» STATED EXERCISE: Look through the data and write out every line with the word "Ruptures" in it.

» DATA EXCERPTS:
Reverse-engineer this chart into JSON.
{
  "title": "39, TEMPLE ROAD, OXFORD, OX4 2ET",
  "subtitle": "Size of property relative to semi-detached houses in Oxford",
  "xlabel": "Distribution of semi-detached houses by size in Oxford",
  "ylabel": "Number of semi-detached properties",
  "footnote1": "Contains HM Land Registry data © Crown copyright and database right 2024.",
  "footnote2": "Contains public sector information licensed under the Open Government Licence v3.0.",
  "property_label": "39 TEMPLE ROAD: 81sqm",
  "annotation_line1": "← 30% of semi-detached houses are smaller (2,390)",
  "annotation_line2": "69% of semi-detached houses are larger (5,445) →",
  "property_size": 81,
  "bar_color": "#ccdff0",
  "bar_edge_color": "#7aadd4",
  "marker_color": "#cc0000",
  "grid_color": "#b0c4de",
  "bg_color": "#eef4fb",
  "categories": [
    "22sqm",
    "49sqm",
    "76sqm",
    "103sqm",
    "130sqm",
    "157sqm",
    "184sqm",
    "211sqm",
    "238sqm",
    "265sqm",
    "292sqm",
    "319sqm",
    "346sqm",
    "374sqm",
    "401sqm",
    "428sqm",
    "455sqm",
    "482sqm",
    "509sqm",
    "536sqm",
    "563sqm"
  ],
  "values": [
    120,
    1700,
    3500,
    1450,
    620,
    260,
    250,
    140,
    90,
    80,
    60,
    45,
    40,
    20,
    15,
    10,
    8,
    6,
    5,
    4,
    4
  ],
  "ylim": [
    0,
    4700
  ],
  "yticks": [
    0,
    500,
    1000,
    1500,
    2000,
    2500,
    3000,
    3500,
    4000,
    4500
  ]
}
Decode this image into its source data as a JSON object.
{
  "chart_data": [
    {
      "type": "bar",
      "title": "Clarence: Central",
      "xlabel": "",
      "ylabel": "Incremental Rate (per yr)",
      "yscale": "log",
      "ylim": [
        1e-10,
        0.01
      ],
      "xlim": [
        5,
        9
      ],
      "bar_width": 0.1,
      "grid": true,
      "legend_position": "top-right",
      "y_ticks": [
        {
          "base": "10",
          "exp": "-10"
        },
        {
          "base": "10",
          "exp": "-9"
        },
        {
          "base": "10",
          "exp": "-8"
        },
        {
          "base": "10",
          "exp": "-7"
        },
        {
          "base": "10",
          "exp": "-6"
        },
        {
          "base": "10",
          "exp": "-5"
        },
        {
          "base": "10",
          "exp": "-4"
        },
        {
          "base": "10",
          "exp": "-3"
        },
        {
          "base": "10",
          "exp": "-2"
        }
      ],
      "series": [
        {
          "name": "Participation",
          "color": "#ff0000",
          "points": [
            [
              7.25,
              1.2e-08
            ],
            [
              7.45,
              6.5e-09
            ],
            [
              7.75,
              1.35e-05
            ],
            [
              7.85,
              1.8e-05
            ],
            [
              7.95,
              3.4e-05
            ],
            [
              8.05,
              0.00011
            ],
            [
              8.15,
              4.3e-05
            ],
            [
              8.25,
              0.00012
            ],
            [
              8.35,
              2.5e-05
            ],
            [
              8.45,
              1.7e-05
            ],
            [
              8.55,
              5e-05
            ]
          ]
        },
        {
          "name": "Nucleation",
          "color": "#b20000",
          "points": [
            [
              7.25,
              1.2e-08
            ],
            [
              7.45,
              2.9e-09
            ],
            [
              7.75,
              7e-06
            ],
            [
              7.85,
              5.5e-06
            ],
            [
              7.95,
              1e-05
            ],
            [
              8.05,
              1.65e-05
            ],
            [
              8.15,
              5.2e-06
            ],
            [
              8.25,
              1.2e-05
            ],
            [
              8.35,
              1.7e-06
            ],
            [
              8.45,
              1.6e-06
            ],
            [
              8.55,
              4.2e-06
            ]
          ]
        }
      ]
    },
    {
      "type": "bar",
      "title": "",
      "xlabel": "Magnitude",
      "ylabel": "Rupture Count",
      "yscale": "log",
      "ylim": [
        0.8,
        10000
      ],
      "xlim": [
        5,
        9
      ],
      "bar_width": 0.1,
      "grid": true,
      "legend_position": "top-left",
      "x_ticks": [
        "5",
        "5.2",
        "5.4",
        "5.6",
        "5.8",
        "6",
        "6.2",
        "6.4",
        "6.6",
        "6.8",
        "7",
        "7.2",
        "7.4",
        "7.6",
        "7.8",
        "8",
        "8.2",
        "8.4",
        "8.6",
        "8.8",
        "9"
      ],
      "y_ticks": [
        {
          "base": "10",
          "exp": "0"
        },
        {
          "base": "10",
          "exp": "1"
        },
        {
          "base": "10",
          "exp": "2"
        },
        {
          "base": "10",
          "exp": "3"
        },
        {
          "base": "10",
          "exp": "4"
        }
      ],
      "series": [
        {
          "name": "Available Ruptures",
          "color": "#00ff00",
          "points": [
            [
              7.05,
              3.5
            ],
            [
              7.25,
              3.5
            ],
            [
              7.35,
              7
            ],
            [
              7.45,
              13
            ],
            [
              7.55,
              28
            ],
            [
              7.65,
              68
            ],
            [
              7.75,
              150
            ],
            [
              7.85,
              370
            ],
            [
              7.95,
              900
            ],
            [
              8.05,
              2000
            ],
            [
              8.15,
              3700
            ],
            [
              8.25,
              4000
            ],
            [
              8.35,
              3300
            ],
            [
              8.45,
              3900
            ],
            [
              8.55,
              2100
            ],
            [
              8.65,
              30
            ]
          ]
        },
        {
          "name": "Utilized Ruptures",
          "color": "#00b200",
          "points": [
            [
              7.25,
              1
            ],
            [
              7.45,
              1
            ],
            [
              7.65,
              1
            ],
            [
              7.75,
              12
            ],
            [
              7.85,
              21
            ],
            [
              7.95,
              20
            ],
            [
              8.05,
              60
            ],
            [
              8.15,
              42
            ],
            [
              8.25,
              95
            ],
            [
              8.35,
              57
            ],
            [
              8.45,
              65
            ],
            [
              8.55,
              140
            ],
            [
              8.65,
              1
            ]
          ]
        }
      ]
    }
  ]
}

» TASK RESULT:
          "name": "Available Ruptures",
          "name": "Utilized Ruptures",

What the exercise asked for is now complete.